TASK PROMPT >> Extract all lines in the data that contain the word "Copying".

----

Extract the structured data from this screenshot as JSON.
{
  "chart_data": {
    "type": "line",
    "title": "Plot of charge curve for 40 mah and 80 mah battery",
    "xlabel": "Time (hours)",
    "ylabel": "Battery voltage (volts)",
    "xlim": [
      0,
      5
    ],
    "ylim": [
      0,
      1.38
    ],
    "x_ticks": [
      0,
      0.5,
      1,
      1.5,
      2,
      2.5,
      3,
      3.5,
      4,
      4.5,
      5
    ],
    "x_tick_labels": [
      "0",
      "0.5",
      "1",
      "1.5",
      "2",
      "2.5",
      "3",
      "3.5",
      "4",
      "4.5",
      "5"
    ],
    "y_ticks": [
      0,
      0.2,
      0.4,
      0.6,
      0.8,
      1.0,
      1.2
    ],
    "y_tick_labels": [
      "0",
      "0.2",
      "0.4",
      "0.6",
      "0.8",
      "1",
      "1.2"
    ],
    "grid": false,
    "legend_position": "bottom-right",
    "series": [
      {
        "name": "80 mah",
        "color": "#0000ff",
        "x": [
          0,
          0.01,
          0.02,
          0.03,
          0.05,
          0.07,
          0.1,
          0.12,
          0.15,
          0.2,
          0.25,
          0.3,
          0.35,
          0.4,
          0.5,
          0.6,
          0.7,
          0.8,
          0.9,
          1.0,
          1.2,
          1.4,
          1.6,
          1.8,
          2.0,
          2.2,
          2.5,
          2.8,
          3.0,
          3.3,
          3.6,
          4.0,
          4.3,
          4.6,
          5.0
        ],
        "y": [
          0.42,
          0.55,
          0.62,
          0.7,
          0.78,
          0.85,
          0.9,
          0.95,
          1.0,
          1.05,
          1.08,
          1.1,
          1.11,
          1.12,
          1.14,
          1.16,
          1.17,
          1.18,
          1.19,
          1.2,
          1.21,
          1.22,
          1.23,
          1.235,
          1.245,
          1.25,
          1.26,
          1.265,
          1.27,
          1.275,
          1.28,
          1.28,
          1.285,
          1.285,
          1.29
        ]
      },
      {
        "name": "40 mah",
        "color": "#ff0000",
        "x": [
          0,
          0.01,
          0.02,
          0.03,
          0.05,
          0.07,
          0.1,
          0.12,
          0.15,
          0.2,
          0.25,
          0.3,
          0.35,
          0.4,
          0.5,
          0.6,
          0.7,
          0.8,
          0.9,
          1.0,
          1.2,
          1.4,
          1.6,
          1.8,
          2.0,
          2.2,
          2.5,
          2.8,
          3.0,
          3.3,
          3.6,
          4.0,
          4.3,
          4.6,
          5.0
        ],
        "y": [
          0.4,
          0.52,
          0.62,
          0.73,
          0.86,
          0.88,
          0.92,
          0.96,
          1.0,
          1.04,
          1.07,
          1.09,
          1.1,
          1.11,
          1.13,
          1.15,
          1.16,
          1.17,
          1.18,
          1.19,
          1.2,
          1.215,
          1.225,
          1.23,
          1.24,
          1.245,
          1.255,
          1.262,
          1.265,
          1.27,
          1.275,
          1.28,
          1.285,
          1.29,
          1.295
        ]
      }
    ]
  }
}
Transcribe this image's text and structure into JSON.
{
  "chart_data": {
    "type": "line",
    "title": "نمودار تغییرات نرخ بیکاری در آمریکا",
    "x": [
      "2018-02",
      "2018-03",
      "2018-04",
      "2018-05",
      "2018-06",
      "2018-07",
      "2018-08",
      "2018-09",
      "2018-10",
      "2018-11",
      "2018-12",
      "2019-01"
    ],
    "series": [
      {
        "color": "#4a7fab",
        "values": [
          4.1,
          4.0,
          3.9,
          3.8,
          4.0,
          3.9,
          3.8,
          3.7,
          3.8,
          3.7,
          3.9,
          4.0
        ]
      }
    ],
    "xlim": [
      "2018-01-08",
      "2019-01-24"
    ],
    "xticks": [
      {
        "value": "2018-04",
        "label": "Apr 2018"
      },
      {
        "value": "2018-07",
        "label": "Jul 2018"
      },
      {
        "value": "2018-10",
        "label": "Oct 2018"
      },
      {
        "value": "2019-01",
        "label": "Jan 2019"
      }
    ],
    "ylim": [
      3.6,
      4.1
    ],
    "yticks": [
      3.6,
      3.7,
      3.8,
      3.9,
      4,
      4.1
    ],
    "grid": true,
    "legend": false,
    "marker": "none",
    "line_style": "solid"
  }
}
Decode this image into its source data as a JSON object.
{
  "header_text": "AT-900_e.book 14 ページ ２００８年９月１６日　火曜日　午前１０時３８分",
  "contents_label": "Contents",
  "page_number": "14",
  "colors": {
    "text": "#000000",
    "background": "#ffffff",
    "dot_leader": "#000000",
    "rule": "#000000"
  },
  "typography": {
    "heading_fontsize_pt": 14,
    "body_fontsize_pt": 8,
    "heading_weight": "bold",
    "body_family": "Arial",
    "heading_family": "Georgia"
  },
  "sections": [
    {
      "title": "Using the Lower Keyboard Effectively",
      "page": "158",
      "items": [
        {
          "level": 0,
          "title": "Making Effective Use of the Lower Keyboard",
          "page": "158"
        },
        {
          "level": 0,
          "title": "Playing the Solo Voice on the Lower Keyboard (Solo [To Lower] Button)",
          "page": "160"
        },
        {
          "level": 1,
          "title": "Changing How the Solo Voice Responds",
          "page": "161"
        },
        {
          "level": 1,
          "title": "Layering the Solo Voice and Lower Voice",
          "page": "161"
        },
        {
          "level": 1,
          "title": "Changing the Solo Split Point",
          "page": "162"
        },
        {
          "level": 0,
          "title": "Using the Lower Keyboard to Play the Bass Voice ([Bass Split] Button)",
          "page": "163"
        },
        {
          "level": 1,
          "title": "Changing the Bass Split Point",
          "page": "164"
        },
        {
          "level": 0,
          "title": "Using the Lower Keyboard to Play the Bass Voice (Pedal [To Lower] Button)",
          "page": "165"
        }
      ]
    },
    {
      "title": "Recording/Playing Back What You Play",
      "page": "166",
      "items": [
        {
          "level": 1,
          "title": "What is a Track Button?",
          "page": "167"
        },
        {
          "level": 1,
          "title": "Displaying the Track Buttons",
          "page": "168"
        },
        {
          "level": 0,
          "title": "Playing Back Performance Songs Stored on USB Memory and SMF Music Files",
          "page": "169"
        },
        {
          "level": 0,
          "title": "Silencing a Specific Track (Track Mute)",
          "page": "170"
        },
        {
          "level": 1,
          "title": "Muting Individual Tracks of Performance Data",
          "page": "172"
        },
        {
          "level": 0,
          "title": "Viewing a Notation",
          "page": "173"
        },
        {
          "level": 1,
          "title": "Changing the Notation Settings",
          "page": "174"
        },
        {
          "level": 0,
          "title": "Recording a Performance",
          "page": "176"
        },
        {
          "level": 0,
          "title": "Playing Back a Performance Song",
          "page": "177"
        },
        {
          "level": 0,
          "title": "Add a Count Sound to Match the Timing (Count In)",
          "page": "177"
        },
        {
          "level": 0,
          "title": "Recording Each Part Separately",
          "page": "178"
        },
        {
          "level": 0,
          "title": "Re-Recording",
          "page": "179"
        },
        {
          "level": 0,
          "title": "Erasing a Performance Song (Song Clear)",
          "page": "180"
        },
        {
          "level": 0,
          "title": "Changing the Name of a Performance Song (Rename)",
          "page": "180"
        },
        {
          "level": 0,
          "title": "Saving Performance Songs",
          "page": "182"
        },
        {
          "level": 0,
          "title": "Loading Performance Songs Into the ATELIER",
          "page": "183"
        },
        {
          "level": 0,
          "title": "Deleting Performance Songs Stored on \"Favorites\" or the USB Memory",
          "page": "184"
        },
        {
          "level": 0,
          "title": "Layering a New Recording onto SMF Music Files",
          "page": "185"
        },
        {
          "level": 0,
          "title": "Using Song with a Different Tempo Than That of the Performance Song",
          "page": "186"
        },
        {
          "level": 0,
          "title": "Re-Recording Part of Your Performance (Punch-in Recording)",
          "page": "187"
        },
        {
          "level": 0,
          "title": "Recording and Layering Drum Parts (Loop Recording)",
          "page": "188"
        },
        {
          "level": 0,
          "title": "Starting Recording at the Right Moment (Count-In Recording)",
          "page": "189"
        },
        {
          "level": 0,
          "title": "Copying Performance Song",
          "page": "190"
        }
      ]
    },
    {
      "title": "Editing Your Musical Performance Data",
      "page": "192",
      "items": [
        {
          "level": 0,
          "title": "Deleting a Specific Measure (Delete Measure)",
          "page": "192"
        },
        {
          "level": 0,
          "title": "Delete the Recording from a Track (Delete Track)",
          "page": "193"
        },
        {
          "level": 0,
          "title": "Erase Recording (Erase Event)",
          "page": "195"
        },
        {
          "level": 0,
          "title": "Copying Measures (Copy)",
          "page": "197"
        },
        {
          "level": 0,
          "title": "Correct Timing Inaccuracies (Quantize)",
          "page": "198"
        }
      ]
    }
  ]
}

----

CORRECT RESULT >>
          "title": "Copying Performance Song",
          "title": "Copying Measures (Copy)",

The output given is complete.